PROVIDED DATA ::
++++++++++++++++++++
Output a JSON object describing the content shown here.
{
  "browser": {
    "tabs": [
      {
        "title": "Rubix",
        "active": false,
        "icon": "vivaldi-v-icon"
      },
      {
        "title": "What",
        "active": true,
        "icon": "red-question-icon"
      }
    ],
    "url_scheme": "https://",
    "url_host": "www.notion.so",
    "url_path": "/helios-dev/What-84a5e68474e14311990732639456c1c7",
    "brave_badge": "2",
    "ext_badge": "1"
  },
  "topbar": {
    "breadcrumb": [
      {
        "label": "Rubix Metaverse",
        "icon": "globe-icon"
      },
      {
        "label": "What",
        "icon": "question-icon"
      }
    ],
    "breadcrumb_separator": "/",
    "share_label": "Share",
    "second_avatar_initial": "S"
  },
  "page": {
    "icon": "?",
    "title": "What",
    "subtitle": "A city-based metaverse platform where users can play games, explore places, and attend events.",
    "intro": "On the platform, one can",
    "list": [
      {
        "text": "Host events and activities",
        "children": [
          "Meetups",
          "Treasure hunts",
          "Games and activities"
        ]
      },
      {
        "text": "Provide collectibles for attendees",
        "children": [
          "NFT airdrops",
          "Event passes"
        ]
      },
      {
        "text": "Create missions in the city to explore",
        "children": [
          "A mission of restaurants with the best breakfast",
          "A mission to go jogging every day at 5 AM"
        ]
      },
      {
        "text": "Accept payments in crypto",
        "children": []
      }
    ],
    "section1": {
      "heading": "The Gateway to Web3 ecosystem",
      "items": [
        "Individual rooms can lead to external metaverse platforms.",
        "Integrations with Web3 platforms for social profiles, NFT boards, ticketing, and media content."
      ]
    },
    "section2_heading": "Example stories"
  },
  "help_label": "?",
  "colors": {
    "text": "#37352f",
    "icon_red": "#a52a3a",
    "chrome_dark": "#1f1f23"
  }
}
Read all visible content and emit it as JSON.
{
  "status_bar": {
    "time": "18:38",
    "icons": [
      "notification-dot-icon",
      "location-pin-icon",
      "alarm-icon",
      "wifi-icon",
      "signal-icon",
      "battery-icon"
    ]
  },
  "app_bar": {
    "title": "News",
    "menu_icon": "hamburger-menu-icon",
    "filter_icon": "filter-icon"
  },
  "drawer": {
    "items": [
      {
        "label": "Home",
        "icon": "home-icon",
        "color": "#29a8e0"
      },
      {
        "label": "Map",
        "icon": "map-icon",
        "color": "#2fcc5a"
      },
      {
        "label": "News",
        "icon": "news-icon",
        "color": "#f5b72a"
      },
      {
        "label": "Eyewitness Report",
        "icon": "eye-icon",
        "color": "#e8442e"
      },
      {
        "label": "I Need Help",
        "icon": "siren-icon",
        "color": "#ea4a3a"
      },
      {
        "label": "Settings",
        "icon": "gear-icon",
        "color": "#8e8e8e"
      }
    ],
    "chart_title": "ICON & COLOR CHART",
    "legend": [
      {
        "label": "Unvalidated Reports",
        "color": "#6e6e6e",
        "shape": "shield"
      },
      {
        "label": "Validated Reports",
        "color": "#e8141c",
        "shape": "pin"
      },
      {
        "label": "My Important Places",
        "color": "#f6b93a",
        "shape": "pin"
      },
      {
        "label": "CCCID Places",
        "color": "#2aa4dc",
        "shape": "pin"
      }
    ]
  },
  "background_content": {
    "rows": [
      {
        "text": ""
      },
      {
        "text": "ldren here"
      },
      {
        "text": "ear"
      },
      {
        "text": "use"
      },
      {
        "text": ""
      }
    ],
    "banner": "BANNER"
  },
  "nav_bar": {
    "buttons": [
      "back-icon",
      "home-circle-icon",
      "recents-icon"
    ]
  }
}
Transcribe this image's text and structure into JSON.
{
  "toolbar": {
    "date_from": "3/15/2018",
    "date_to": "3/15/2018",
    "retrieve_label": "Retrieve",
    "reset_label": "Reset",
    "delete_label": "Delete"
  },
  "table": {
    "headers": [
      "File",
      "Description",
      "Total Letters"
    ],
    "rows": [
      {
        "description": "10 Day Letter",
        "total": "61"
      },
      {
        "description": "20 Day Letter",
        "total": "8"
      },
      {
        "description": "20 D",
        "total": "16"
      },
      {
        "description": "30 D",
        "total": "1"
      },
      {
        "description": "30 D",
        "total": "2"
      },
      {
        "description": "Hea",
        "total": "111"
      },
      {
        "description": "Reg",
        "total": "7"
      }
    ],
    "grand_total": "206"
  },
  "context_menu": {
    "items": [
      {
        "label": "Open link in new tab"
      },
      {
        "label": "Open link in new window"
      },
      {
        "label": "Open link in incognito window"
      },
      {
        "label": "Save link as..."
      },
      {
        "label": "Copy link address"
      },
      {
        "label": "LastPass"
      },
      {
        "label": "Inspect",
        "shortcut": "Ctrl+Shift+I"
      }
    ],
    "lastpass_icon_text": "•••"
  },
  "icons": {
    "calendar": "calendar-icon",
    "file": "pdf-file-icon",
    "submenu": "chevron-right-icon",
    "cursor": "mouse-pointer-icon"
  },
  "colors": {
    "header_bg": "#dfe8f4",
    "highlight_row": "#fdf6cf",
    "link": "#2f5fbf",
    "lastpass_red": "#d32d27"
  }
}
++++++++++++++++++++
EXERCISE DETAILS :: Which lines of the data above contain "explore"? Copy each one.

RESULT OF THIS TASK ::
    "subtitle": "A city-based metaverse platform where users can play games, explore places, and attend events.",
        "text": "Create missions in the city to explore",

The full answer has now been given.